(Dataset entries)
⁂

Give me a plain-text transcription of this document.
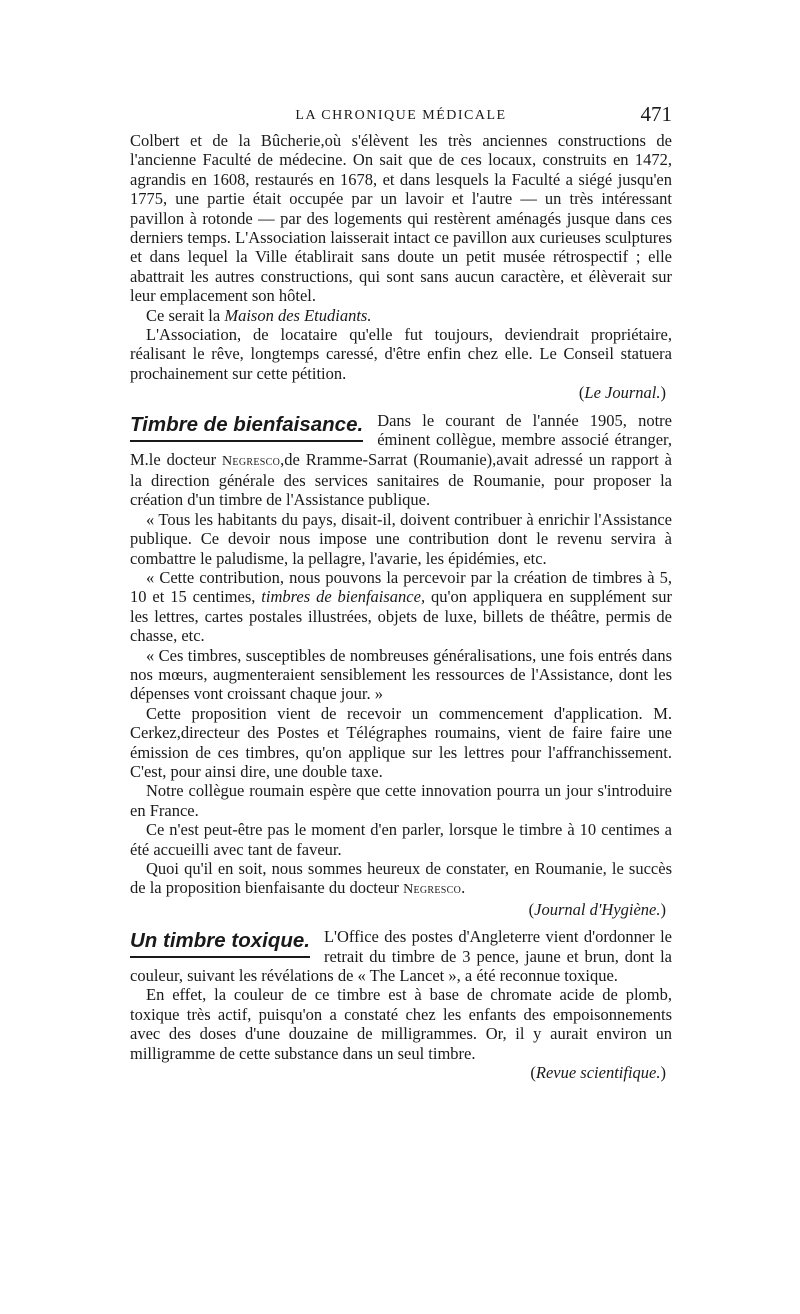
LA CHRONIQUE MÉDICALE	471

Colbert et de la Bûcherie,où s'élèvent les très anciennes constructions de l'ancienne Faculté de médecine. On sait que de ces locaux, construits en 1472, agrandis en 1608, restaurés en 1678, et dans lesquels la Faculté a siégé jusqu'en 1775, une partie était occupée par un lavoir et l'autre — un très intéressant pavillon à rotonde — par des logements qui restèrent aménagés jusque dans ces derniers temps. L'Association laisserait intact ce pavillon aux curieuses sculptures et dans lequel la Ville établirait sans doute un petit musée rétrospectif ; elle abattrait les autres constructions, qui sont sans aucun caractère, et élèverait sur leur emplacement son hôtel.

Ce serait la Maison des Etudiants.

L'Association, de locataire qu'elle fut toujours, deviendrait propriétaire, réalisant le rêve, longtemps caressé, d'être enfin chez elle. Le Conseil statuera prochainement sur cette pétition.

(Le Journal.)

Timbre de bienfaisance. Dans le courant de l'année 1905, notre éminent collègue, membre associé étranger, M.le docteur Negresco,de Rramme-Sarrat (Roumanie),avait adressé un rapport à la direction générale des services sanitaires de Roumanie, pour proposer la création d'un timbre de l'Assistance publique.

« Tous les habitants du pays, disait-il, doivent contribuer à enrichir l'Assistance publique. Ce devoir nous impose une contribution dont le revenu servira à combattre le paludisme, la pellagre, l'avarie, les épidémies, etc.

« Cette contribution, nous pouvons la percevoir par la création de timbres à 5, 10 et 15 centimes, timbres de bienfaisance, qu'on appliquera en supplément sur les lettres, cartes postales illustrées, objets de luxe, billets de théâtre, permis de chasse, etc.

« Ces timbres, susceptibles de nombreuses généralisations, une fois entrés dans nos mœurs, augmenteraient sensiblement les ressources de l'Assistance, dont les dépenses vont croissant chaque jour. »

Cette proposition vient de recevoir un commencement d'application. M. Cerkez,directeur des Postes et Télégraphes roumains, vient de faire faire une émission de ces timbres, qu'on applique sur les lettres pour l'affranchissement. C'est, pour ainsi dire, une double taxe.

Notre collègue roumain espère que cette innovation pourra un jour s'introduire en France.

Ce n'est peut-être pas le moment d'en parler, lorsque le timbre à 10 centimes a été accueilli avec tant de faveur.

Quoi qu'il en soit, nous sommes heureux de constater, en Roumanie, le succès de la proposition bienfaisante du docteur Negresco.

(Journal d'Hygiène.)

Un timbre toxique. L'Office des postes d'Angleterre vient d'ordonner le retrait du timbre de 3 pence, jaune et brun, dont la couleur, suivant les révélations de « The Lancet », a été reconnue toxique.

En effet, la couleur de ce timbre est à base de chromate acide de plomb, toxique très actif, puisqu'on a constaté chez les enfants des empoisonnements avec des doses d'une douzaine de milligrammes. Or, il y aurait environ un milligramme de cette substance dans un seul timbre.

(Revue scientifique.)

⁂

_EXERCISE INSTRUCTIONS_: Where a line above holds the string "contribution", show that line.

_EXPECTED OUTPUT_:
« Tous les habitants du pays, disait-il, doivent contribuer à enrichir l'Assistance publique. Ce devoir nous impose une contribution dont le revenu servira à combattre le paludisme, la pellagre, l'avarie, les épidémies, etc.
« Cette contribution, nous pouvons la percevoir par la création de timbres à 5, 10 et 15 centimes, timbres de bienfaisance, qu'on appliquera en supplément sur les lettres, cartes postales illustrées, objets de luxe, billets de théâtre, permis de chasse, etc.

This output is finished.